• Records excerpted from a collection
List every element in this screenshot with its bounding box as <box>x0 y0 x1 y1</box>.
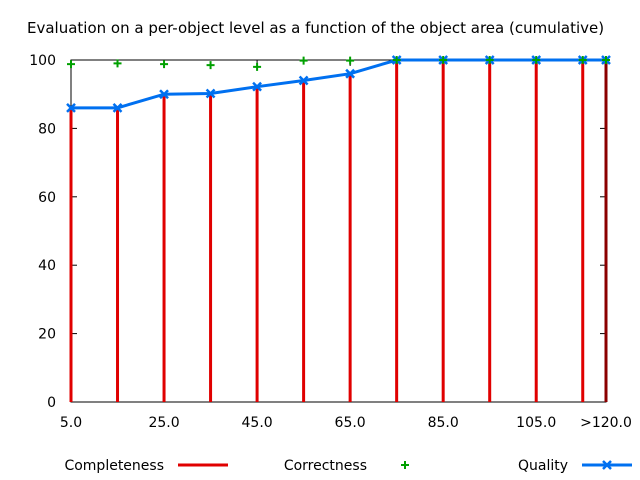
correctness-point <box>532 56 541 64</box>
legend-swatch-correctness <box>401 461 409 469</box>
x-tick-label: >120.0 <box>580 415 632 431</box>
quality-line <box>71 58 606 110</box>
quality-point <box>112 102 123 113</box>
y-tick-label: 20 <box>38 327 56 343</box>
y-tick-label: 100 <box>29 53 56 69</box>
legend-label-completeness: Completeness <box>64 458 164 474</box>
quality-series <box>66 55 611 113</box>
legend-label-correctness: Correctness <box>284 458 367 474</box>
y-axis: 0 20 40 60 80 100 <box>29 53 606 411</box>
y-tick-label: 60 <box>38 190 56 206</box>
completeness-series <box>69 60 608 402</box>
correctness-point <box>346 56 355 65</box>
legend-label-quality: Quality <box>518 458 568 474</box>
correctness-series <box>67 56 610 71</box>
correctness-point <box>67 60 75 69</box>
correctness-point <box>299 56 308 65</box>
y-tick-label: 80 <box>38 121 56 137</box>
x-tick-label: 85.0 <box>428 415 459 431</box>
quality-point <box>66 102 76 113</box>
correctness-point <box>602 56 610 64</box>
correctness-point <box>578 56 587 64</box>
x-tick-label: 65.0 <box>335 415 366 431</box>
quality-point <box>159 89 169 100</box>
correctness-point <box>439 56 448 64</box>
y-tick-label: 40 <box>38 258 56 274</box>
chart-title: Evaluation on a per-object level as a fu… <box>27 19 604 37</box>
quality-point <box>252 81 262 92</box>
correctness-point <box>113 59 122 68</box>
quality-point <box>345 68 356 79</box>
x-axis: 5.0 25.0 45.0 65.0 85.0 105.0 >120.0 <box>60 60 632 431</box>
quality-point <box>298 75 309 86</box>
y-tick-label: 0 <box>47 395 56 411</box>
correctness-point <box>206 61 215 70</box>
x-tick-label: 45.0 <box>242 415 273 431</box>
x-tick-label: 105.0 <box>516 415 556 431</box>
legend-swatch-quality-marker <box>602 460 612 470</box>
legend: Completeness Correctness Quality <box>64 458 632 474</box>
plot-frame <box>70 59 607 403</box>
x-tick-label: 25.0 <box>148 415 179 431</box>
x-tick-label: 5.0 <box>60 415 82 431</box>
correctness-point <box>392 56 401 64</box>
correctness-point <box>160 60 169 69</box>
quality-point <box>205 88 216 99</box>
correctness-point <box>485 56 494 64</box>
correctness-point <box>253 62 262 71</box>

• Problem details
Reproduce verbatim the lines in the entries above that begin with the line containing "correctness-point <box>532 56 541 64</box>" and go on through the line containing "quality-series <box>66 55 611 113</box>", both of those lines included.

• Task result
correctness-point <box>532 56 541 64</box>
legend-swatch-correctness <box>401 461 409 469</box>
x-tick-label: >120.0 <box>580 415 632 431</box>
quality-line <box>71 58 606 110</box>
quality-point <box>112 102 123 113</box>
y-tick-label: 20 <box>38 327 56 343</box>
y-tick-label: 100 <box>29 53 56 69</box>
legend-label-completeness: Completeness <box>64 458 164 474</box>
quality-series <box>66 55 611 113</box>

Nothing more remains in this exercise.